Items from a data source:
━━━━

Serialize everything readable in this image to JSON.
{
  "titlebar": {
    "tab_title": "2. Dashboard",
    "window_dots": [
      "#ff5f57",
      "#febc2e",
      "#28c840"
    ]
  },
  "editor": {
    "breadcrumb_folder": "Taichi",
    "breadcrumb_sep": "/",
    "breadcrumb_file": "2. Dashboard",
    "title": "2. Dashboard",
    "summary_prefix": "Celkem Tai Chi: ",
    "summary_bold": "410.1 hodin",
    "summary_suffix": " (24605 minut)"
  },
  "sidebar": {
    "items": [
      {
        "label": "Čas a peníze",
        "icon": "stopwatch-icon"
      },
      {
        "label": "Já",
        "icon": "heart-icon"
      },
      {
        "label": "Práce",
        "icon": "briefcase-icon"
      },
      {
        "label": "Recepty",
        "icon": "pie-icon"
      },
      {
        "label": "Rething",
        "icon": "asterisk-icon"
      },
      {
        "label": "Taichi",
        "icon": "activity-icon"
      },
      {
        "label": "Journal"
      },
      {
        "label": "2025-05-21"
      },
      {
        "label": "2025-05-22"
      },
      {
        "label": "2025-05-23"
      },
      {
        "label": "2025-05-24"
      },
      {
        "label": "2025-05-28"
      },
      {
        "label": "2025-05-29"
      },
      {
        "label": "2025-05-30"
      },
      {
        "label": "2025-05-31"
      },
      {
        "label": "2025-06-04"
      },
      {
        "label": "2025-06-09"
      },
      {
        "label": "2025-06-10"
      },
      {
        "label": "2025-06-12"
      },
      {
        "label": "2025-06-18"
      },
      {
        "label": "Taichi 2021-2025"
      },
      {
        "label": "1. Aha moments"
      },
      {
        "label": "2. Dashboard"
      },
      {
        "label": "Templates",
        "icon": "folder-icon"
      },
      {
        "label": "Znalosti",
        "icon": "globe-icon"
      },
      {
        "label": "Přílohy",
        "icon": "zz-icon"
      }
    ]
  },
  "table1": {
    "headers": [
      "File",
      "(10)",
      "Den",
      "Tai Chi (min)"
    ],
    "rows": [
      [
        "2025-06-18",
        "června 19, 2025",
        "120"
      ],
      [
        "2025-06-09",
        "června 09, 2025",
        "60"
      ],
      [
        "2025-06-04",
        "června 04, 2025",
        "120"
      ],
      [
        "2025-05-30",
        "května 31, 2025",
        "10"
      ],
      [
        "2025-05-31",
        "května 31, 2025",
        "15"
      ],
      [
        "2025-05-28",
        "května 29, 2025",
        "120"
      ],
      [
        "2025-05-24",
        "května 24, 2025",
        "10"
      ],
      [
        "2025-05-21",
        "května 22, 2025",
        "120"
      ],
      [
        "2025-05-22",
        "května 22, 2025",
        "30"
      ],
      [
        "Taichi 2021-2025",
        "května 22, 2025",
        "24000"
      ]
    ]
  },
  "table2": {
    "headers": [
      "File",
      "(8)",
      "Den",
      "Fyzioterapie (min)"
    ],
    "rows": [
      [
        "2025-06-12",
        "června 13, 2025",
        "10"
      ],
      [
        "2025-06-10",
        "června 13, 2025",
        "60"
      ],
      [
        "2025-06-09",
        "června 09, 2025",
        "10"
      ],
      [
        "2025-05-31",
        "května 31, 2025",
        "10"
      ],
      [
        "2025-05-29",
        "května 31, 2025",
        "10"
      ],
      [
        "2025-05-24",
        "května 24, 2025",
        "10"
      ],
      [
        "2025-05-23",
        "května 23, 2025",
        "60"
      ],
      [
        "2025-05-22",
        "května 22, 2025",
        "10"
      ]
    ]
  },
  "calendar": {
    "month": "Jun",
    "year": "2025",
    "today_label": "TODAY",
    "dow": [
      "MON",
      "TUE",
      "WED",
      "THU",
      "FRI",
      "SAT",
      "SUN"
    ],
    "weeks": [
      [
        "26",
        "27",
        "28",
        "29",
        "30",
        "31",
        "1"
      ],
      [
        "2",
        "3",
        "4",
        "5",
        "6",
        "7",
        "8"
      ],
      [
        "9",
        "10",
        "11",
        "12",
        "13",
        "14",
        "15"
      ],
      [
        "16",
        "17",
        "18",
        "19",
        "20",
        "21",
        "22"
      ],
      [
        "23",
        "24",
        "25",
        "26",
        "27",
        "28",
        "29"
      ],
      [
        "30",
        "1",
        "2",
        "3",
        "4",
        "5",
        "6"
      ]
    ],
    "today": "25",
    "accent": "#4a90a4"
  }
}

━━━━

The answer must consist solely of the number of lines in the entries that contain the word "Taichi".

4